• **REQUIRED WORK**
Quote all of the data exactly as given. Skip every picture it contains.
[begin DATA FOR THIS EXERCISE]
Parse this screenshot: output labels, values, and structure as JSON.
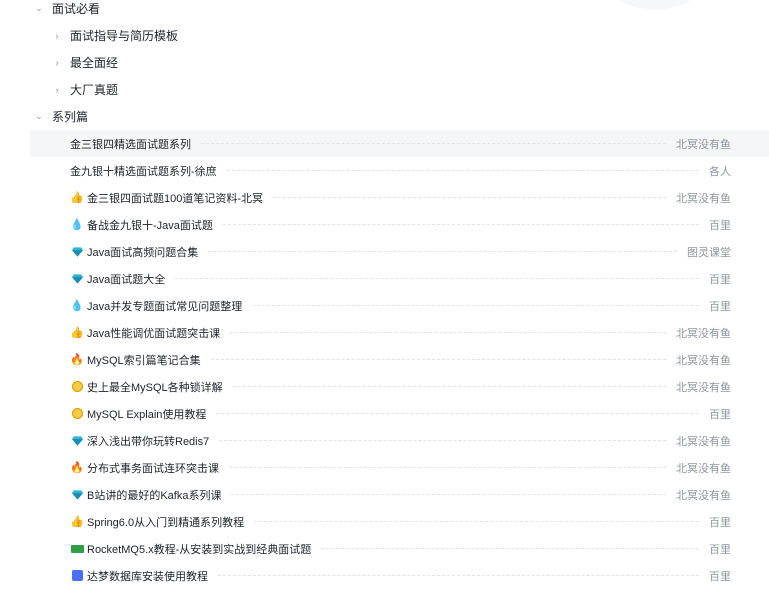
{
  "sections": [
    {
      "label": "面试必看",
      "icon": "chevron-down-icon"
    },
    {
      "label": "系列篇",
      "icon": "chevron-down-icon"
    }
  ],
  "subfolders": [
    {
      "label": "面试指导与简历模板",
      "icon": "chevron-right-icon"
    },
    {
      "label": "最全面经",
      "icon": "chevron-right-icon"
    },
    {
      "label": "大厂真题",
      "icon": "chevron-right-icon"
    }
  ],
  "items": [
    {
      "title": "金三银四精选面试题系列",
      "author": "北冥没有鱼",
      "icon": "none"
    },
    {
      "title": "金九银十精选面试题系列-徐庶",
      "author": "各人",
      "icon": "none"
    },
    {
      "title": "金三银四面试题100道笔记资料-北冥",
      "author": "北冥没有鱼",
      "icon": "thumbs-up-icon"
    },
    {
      "title": "备战金九银十-Java面试题",
      "author": "百里",
      "icon": "droplet-icon"
    },
    {
      "title": "Java面试高频问题合集",
      "author": "图灵课堂",
      "icon": "gem-icon"
    },
    {
      "title": "Java面试题大全",
      "author": "百里",
      "icon": "gem-icon"
    },
    {
      "title": "Java并发专题面试常见问题整理",
      "author": "百里",
      "icon": "droplet-icon"
    },
    {
      "title": "Java性能调优面试题突击课",
      "author": "北冥没有鱼",
      "icon": "thumbs-up-icon"
    },
    {
      "title": "MySQL索引篇笔记合集",
      "author": "北冥没有鱼",
      "icon": "fire-icon"
    },
    {
      "title": "史上最全MySQL各种锁详解",
      "author": "北冥没有鱼",
      "icon": "smile-icon"
    },
    {
      "title": "MySQL Explain使用教程",
      "author": "百里",
      "icon": "smile-icon"
    },
    {
      "title": "深入浅出带你玩转Redis7",
      "author": "北冥没有鱼",
      "icon": "gem-icon"
    },
    {
      "title": "分布式事务面试连环突击课",
      "author": "北冥没有鱼",
      "icon": "fire-icon"
    },
    {
      "title": "B站讲的最好的Kafka系列课",
      "author": "北冥没有鱼",
      "icon": "gem-icon"
    },
    {
      "title": "Spring6.0从入门到精通系列教程",
      "author": "百里",
      "icon": "thumbs-up-icon"
    },
    {
      "title": "RocketMQ5.x教程-从安装到实战到经典面试题",
      "author": "百里",
      "icon": "truck-icon"
    },
    {
      "title": "达梦数据库安装使用教程",
      "author": "百里",
      "icon": "database-icon"
    }
  ],
  "icon_glyphs": {
    "chevron_down": "⌄",
    "chevron_right": "›",
    "thumbs_up": "👍",
    "droplet": "💧",
    "fire": "🔥"
  },
  "colors": {
    "hover_bg": "#f5f6f7",
    "muted": "#8f959e",
    "text": "#1f2329",
    "gem": "#2bb5d8"
  }
}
[end DATA FOR THIS EXERCISE]
• **EXERCISE RESPONSE**
Parse this screenshot: output labels, values, and structure as JSON.
{
  "sections": [
    {
      "label": "面试必看",
      "icon": "chevron-down-icon"
    },
    {
      "label": "系列篇",
      "icon": "chevron-down-icon"
    }
  ],
  "subfolders": [
    {
      "label": "面试指导与简历模板",
      "icon": "chevron-right-icon"
    },
    {
      "label": "最全面经",
      "icon": "chevron-right-icon"
    },
    {
      "label": "大厂真题",
      "icon": "chevron-right-icon"
    }
  ],
  "items": [
    {
      "title": "金三银四精选面试题系列",
      "author": "北冥没有鱼",
      "icon": "none"
    },
    {
      "title": "金九银十精选面试题系列-徐庶",
      "author": "各人",
      "icon": "none"
    },
    {
      "title": "金三银四面试题100道笔记资料-北冥",
      "author": "北冥没有鱼",
      "icon": "thumbs-up-icon"
    },
    {
      "title": "备战金九银十-Java面试题",
      "author": "百里",
      "icon": "droplet-icon"
    },
    {
      "title": "Java面试高频问题合集",
      "author": "图灵课堂",
      "icon": "gem-icon"
    },
    {
      "title": "Java面试题大全",
      "author": "百里",
      "icon": "gem-icon"
    },
    {
      "title": "Java并发专题面试常见问题整理",
      "author": "百里",
      "icon": "droplet-icon"
    },
    {
      "title": "Java性能调优面试题突击课",
      "author": "北冥没有鱼",
      "icon": "thumbs-up-icon"
    },
    {
      "title": "MySQL索引篇笔记合集",
      "author": "北冥没有鱼",
      "icon": "fire-icon"
    },
    {
      "title": "史上最全MySQL各种锁详解",
      "author": "北冥没有鱼",
      "icon": "smile-icon"
    },
    {
      "title": "MySQL Explain使用教程",
      "author": "百里",
      "icon": "smile-icon"
    },
    {
      "title": "深入浅出带你玩转Redis7",
      "author": "北冥没有鱼",
      "icon": "gem-icon"
    },
    {
      "title": "分布式事务面试连环突击课",
      "author": "北冥没有鱼",
      "icon": "fire-icon"
    },
    {
      "title": "B站讲的最好的Kafka系列课",
      "author": "北冥没有鱼",
      "icon": "gem-icon"
    },
    {
      "title": "Spring6.0从入门到精通系列教程",
      "author": "百里",
      "icon": "thumbs-up-icon"
    },
    {
      "title": "RocketMQ5.x教程-从安装到实战到经典面试题",
      "author": "百里",
      "icon": "truck-icon"
    },
    {
      "title": "达梦数据库安装使用教程",
      "author": "百里",
      "icon": "database-icon"
    }
  ],
  "icon_glyphs": {
    "chevron_down": "⌄",
    "chevron_right": "›",
    "thumbs_up": "👍",
    "droplet": "💧",
    "fire": "🔥"
  },
  "colors": {
    "hover_bg": "#f5f6f7",
    "muted": "#8f959e",
    "text": "#1f2329",
    "gem": "#2bb5d8"
  }
}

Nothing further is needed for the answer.